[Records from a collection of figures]
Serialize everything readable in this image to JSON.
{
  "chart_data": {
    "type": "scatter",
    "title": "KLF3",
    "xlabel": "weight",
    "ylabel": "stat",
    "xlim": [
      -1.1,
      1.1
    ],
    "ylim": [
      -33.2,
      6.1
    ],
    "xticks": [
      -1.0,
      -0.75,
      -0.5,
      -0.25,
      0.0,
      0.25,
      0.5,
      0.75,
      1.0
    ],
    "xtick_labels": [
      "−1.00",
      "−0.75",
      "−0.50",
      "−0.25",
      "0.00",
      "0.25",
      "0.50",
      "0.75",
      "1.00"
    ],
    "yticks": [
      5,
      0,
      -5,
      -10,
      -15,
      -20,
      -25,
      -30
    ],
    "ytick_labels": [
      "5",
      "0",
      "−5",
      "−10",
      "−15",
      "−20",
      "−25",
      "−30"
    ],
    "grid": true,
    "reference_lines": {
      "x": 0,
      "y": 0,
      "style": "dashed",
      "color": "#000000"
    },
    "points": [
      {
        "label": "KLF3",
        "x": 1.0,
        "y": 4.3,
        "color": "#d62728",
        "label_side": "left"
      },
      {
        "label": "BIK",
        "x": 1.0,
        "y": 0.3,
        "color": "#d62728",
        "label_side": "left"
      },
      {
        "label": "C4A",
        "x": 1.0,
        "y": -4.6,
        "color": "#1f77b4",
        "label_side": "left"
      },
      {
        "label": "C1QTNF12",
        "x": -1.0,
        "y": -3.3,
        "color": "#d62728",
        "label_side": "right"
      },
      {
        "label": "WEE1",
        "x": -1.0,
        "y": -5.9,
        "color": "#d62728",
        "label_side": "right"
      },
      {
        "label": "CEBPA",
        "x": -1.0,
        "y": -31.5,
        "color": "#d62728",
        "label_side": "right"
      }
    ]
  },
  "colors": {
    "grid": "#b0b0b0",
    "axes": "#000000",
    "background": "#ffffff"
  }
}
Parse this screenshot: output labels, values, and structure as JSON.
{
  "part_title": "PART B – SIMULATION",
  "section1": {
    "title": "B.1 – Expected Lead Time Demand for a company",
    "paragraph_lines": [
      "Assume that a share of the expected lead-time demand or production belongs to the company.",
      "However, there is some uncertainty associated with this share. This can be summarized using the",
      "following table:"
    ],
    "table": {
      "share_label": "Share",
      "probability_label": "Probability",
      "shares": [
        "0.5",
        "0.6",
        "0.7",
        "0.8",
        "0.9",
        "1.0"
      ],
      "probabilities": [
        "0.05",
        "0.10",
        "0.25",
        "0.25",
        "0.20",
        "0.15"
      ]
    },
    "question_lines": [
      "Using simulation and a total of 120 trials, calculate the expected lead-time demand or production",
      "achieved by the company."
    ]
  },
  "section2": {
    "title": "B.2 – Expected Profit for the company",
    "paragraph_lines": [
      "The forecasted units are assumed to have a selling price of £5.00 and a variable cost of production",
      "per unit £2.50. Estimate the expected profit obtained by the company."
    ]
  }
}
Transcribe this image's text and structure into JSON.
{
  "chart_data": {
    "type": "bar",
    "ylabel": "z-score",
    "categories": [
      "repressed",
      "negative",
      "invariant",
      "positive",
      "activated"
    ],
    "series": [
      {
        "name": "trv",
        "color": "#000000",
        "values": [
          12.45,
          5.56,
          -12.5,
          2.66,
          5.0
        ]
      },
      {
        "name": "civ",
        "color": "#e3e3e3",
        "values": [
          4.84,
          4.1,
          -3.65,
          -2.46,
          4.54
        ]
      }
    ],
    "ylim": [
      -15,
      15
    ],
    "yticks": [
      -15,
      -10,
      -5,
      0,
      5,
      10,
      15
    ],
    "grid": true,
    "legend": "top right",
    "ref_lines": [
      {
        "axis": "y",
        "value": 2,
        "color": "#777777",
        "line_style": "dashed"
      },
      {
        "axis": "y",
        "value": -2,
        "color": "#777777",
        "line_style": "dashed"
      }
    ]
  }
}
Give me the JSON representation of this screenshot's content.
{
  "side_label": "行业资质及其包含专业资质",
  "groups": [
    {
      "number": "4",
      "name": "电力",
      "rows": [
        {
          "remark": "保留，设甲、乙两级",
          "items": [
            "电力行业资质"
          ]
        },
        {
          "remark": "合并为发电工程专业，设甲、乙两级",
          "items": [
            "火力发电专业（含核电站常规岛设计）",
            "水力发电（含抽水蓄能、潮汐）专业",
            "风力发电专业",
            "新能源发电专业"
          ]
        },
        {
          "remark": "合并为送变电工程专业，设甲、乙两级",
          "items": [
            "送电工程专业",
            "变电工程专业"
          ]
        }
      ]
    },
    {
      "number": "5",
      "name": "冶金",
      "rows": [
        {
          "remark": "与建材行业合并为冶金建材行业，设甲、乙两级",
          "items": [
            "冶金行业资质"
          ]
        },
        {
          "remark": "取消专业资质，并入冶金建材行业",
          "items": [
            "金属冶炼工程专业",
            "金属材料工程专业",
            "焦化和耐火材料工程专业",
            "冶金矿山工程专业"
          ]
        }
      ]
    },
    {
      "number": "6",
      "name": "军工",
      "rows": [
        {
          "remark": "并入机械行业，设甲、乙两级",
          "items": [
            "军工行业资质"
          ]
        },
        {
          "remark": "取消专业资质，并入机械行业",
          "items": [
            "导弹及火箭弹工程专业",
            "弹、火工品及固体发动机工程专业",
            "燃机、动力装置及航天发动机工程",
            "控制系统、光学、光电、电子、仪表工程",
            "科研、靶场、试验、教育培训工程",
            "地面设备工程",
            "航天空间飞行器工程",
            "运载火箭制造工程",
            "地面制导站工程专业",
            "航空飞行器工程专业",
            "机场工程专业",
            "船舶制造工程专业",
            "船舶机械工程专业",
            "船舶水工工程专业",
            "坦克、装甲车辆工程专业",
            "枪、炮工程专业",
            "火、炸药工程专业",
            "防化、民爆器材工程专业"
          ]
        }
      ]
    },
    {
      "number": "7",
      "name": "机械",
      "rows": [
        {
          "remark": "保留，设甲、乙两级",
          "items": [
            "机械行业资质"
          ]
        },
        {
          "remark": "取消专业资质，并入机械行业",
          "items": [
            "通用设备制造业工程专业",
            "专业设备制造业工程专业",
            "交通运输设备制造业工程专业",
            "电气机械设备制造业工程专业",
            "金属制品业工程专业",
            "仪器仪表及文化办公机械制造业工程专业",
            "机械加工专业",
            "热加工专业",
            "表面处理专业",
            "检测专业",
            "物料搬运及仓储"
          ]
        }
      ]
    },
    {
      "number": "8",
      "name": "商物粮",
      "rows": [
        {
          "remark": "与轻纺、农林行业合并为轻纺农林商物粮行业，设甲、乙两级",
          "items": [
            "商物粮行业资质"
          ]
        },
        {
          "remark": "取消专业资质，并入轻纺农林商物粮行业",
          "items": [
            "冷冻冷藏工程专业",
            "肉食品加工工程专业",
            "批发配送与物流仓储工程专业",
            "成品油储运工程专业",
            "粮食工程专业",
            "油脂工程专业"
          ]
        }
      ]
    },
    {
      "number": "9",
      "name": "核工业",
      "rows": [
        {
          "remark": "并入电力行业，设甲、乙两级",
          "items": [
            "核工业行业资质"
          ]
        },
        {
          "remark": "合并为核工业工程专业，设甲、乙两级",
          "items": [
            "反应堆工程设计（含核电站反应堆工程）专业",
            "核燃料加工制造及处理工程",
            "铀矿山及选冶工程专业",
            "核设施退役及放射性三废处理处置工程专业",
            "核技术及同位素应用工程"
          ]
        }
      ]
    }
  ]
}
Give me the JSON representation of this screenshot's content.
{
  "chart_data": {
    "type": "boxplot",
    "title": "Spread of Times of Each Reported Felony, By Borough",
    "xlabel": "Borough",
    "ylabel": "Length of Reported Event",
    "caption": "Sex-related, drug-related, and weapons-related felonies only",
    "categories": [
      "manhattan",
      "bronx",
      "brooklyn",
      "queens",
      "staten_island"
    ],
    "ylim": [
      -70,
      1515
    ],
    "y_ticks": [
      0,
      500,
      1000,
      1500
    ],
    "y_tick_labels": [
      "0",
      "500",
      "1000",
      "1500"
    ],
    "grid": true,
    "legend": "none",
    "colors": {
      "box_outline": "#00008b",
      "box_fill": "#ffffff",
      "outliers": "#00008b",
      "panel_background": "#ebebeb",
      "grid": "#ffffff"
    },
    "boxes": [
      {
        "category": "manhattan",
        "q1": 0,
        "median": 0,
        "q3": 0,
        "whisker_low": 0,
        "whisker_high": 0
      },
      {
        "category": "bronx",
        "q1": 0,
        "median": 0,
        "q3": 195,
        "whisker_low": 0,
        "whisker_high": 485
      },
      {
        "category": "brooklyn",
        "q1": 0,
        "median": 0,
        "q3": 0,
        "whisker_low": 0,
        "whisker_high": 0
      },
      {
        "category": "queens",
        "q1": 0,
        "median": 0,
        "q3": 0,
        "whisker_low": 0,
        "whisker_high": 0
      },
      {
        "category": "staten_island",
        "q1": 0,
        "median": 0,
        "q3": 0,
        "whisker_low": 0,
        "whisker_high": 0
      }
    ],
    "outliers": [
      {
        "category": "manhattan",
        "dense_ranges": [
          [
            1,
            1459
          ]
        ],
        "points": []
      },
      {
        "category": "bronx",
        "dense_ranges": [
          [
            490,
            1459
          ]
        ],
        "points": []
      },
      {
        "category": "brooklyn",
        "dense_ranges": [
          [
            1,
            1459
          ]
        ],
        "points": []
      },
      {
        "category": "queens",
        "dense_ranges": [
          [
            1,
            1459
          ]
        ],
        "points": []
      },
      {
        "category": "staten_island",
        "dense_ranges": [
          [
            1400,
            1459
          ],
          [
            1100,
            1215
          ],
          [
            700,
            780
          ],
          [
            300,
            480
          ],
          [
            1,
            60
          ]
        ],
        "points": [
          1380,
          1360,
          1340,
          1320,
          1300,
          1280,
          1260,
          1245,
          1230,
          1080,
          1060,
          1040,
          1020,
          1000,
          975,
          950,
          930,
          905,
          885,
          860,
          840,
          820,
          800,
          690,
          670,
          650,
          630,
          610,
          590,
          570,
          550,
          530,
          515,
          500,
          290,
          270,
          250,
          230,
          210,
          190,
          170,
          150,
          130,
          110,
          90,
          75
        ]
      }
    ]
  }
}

Exercise description: Above is a listing; report how many of its lines include the word "image", giving the number only.

Answer to the exercise: 2